DO THIS — Copy out each line of the material below that holds the string "Output".

===== SUPPLIED DATA =====

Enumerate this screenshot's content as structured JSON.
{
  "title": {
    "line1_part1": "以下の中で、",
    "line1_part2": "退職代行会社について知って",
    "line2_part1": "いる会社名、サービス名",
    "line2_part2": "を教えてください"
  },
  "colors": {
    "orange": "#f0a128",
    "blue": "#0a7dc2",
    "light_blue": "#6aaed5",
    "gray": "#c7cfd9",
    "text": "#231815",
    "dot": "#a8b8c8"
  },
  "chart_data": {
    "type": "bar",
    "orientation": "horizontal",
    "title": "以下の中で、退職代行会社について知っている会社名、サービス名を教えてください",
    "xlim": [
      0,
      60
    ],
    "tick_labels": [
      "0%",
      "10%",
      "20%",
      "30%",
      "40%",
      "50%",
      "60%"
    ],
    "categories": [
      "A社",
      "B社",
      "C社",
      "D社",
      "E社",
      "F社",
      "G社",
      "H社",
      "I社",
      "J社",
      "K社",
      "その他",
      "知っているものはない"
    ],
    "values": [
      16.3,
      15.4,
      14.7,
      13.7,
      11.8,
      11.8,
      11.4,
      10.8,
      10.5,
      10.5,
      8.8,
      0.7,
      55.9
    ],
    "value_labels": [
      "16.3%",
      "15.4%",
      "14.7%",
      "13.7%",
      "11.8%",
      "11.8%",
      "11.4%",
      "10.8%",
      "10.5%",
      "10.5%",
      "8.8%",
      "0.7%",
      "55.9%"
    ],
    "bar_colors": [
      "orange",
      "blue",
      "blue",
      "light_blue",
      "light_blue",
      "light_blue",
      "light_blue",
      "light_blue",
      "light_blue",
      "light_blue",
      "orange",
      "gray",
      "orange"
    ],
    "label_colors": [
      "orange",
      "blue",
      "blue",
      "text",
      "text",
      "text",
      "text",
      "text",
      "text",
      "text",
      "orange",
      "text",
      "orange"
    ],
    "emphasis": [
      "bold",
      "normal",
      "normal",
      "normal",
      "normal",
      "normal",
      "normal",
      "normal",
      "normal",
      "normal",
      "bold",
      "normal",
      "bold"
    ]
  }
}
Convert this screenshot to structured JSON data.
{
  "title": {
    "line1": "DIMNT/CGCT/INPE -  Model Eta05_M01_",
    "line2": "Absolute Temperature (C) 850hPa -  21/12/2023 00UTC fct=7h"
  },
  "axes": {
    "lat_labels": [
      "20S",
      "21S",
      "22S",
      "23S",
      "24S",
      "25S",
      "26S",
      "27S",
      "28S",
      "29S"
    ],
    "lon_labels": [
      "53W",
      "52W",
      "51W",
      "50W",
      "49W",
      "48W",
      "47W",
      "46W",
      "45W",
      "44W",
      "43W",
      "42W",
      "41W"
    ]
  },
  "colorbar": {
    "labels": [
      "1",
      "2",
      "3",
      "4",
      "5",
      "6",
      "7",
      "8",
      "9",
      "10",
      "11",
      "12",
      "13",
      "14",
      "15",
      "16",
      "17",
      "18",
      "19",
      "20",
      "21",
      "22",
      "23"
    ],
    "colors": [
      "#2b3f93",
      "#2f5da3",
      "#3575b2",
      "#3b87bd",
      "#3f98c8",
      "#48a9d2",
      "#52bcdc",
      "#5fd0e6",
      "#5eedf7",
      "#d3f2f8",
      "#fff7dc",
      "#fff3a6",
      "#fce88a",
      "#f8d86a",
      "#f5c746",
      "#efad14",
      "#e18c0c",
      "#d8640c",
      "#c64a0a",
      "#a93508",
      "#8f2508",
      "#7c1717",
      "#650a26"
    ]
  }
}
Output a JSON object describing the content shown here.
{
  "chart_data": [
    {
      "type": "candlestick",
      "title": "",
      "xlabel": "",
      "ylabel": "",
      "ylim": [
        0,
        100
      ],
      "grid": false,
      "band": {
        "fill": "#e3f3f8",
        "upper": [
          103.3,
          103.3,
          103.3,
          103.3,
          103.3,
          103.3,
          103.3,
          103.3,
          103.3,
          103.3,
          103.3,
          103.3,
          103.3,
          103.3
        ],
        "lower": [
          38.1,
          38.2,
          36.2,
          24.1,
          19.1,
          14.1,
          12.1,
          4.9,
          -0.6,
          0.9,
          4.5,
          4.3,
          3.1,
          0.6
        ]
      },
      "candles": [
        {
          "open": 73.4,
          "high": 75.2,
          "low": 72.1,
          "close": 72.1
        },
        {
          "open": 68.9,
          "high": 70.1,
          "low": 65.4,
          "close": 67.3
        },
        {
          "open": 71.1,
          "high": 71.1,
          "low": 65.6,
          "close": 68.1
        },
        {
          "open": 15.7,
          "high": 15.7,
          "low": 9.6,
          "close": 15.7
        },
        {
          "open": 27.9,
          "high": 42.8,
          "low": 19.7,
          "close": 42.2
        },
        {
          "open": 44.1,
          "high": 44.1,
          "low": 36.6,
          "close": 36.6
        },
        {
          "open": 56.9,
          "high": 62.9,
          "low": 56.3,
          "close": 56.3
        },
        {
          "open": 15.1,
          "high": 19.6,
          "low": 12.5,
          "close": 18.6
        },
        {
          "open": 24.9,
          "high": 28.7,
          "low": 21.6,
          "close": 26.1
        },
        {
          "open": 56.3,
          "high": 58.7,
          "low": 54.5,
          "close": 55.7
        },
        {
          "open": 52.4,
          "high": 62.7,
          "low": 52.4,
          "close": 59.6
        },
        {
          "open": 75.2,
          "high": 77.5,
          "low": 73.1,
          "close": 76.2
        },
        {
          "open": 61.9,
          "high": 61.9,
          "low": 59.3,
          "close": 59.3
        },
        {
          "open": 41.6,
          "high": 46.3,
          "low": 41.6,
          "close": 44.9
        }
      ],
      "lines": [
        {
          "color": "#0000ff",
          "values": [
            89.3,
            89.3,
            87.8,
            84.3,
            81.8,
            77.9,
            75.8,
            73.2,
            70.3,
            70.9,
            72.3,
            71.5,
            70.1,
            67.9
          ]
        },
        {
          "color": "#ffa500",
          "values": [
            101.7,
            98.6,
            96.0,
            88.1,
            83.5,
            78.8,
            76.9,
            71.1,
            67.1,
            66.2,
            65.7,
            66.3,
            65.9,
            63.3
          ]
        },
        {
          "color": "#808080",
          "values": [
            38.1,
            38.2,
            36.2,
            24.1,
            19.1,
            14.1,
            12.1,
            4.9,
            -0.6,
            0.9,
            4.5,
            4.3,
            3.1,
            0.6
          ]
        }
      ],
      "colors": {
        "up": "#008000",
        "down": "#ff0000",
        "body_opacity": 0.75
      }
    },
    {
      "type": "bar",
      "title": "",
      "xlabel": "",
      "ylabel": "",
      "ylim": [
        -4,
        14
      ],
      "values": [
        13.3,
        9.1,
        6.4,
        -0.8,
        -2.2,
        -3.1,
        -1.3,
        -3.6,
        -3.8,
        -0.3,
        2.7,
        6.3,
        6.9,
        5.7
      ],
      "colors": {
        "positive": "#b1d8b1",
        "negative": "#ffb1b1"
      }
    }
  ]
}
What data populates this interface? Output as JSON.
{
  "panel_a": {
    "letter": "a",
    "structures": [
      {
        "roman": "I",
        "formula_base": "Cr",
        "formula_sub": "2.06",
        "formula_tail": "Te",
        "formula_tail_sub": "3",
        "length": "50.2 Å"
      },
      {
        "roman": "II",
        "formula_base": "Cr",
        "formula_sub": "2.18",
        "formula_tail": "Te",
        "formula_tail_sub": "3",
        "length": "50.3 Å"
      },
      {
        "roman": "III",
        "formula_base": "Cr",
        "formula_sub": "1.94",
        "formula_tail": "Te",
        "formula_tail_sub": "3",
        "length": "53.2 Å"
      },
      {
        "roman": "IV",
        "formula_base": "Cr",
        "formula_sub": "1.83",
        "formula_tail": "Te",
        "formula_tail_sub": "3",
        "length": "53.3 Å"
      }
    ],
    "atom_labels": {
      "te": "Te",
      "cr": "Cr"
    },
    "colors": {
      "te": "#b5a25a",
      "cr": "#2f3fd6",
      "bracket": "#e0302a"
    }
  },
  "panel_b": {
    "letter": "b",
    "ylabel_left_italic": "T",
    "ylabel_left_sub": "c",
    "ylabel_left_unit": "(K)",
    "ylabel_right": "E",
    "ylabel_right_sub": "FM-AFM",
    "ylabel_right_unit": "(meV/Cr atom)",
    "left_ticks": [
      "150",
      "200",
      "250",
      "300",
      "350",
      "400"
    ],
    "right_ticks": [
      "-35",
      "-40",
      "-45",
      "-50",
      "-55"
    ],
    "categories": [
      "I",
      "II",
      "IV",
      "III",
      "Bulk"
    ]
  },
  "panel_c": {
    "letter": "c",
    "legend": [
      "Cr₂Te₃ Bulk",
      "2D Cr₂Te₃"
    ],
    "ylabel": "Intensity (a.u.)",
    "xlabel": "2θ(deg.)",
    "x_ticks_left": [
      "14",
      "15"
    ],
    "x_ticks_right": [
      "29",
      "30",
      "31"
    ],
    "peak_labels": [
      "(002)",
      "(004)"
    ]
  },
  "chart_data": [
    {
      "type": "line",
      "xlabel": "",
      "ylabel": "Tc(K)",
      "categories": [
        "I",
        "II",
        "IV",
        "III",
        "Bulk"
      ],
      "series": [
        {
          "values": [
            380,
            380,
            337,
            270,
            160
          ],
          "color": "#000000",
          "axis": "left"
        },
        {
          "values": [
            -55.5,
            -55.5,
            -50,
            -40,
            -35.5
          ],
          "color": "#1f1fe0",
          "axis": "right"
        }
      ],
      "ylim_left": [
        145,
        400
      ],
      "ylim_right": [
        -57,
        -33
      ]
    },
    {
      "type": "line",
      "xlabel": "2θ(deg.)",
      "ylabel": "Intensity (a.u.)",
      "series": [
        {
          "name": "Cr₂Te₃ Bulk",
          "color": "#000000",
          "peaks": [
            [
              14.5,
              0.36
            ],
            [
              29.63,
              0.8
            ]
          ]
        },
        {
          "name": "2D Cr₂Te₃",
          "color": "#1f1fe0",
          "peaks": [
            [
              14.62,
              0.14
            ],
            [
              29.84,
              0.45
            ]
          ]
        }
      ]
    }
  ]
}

=====

REPLY TO THE EXERCISE —
Output a JSON object describing the content shown here.
What data populates this interface? Output as JSON.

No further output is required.